START EXCERPTED TEXT

Additional Services” shall have the meaning specified in Section 3.3.

Agreement” shall mean the Transition Services Agreement to which this Appendix 1 is attached (including all other schedules and exhibits attached hereto) as it may be amended from time to time.

Consent” shall mean any approval, consent, ratification, permission, waiver or authorization (including any Governmental Approval).

Damages” shall mean and include any loss, damage, injury, decline in value, lost opportunity, Liability, claim, demand, settlement, judgment, award, fine, penalty, Tax, fee (including any legal fee, accounting fee, expert fee or advisory fee), charge, cost (including any cost of investigation) or expense of any nature.

Fees” shall have the meaning specified in Section 2.1.

Liability” shall mean any debt, obligation, duty or liability of any nature (including any unknown, undisclosed, unmatured, unaccrued, unasserted, contingent, indirect, conditional, implied, vicarious, derivative, joint, several or secondary liability), regardless of whether such debt, obligation, duty or liability would be required to be disclosed on a balance sheet prepared in accordance with generally accepted accounting principles and regardless of whether such debt, obligation, duty or liability is immediately due and payable.

END EXCERPTED TEXT
START RECORDS PROVIDED

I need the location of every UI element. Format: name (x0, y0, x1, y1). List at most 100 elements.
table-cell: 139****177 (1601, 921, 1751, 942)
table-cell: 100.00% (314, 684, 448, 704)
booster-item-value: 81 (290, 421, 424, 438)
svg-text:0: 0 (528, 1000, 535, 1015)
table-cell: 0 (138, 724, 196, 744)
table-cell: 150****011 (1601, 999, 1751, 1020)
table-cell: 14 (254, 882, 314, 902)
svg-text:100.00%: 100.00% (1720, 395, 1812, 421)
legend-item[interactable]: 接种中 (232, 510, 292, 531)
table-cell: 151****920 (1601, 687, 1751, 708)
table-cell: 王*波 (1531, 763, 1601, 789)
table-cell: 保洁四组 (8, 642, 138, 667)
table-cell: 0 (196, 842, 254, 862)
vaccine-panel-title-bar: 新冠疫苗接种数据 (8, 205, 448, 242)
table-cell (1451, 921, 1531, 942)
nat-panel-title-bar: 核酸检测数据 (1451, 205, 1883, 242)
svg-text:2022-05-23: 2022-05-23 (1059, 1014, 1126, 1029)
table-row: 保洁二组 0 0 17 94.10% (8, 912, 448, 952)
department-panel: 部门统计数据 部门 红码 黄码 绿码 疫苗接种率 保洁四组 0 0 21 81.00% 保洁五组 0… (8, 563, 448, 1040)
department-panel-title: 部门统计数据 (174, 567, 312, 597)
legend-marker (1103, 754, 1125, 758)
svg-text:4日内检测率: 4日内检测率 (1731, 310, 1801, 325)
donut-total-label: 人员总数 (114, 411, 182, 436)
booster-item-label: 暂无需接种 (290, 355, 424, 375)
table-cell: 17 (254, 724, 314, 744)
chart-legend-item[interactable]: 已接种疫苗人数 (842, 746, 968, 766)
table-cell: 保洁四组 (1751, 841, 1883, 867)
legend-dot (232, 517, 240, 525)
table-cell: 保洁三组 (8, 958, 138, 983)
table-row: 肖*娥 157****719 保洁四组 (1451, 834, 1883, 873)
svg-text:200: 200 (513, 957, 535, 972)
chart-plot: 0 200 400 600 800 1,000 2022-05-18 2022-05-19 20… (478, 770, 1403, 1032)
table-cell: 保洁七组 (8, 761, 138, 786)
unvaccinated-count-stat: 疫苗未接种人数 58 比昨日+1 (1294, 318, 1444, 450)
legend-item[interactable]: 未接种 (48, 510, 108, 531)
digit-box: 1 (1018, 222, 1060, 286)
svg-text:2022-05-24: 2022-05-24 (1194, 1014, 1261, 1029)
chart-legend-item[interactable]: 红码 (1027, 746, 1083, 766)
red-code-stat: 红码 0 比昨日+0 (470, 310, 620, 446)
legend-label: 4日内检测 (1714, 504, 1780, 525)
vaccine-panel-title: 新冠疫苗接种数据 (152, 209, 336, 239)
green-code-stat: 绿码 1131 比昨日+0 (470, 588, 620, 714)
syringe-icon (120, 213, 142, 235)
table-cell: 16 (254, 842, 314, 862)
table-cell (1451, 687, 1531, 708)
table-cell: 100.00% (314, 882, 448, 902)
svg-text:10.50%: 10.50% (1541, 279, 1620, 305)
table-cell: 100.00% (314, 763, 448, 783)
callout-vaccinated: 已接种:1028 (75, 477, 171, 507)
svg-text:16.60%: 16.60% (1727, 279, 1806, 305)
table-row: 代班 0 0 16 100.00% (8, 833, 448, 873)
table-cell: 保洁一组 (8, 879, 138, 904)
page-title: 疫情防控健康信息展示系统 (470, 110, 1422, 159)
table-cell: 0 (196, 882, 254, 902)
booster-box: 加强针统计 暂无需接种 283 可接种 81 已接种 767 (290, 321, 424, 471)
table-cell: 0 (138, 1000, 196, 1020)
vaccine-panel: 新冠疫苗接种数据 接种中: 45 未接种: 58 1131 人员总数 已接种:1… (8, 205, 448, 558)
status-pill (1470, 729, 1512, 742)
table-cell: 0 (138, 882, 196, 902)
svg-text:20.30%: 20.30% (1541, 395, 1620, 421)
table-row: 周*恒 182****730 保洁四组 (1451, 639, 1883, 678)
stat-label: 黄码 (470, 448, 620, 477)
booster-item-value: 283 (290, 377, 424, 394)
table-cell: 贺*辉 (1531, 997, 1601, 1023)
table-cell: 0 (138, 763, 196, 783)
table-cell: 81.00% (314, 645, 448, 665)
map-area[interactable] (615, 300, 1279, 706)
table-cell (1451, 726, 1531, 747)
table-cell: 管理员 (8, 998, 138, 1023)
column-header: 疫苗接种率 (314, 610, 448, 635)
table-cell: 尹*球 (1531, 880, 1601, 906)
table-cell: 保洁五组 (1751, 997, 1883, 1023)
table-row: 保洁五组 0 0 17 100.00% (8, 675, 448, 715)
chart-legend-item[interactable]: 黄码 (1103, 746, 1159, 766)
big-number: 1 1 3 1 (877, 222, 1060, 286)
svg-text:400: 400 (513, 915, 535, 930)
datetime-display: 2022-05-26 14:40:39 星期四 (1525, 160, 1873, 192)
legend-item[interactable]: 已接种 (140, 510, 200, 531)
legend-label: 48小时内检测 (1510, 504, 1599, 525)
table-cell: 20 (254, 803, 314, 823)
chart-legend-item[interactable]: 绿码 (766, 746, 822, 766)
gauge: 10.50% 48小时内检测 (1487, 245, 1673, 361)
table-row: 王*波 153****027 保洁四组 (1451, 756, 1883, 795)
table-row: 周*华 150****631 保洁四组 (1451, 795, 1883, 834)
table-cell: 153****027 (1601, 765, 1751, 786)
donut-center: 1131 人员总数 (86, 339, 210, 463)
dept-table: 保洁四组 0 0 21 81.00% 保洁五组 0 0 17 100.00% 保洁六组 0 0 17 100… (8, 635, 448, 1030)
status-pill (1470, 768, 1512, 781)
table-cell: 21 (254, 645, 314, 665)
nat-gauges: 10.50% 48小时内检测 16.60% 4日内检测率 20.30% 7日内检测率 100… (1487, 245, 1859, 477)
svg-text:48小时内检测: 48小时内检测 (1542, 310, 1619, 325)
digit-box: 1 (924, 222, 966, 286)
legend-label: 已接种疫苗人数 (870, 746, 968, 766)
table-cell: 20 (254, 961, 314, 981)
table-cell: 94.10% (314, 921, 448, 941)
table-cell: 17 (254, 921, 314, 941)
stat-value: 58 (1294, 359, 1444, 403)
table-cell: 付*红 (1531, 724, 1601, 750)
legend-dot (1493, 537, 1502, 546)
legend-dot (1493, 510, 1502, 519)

END RECORDS PROVIDED

• ASSIGNMENT 1
List every term defined in the definitions excerpt above.
• ASSIGNMENT 2
Answer from the definitions excerpt above:
(a) Which section specifies the meaning of "Fees"?
(b) Which four kinds of fee does the definition of "Damages" expressly include?
(c) What kind of approval does the definition of "Consent" name as included?

• EXERCISE OUTPUT 1
Additional Services
Agreement
Consent
Damages
Fees
Liability

• EXERCISE OUTPUT 2
(a) Section 2.1
(b) Legal fees, accounting fees, expert fees and advisory fees
(c) Any Governmental Approval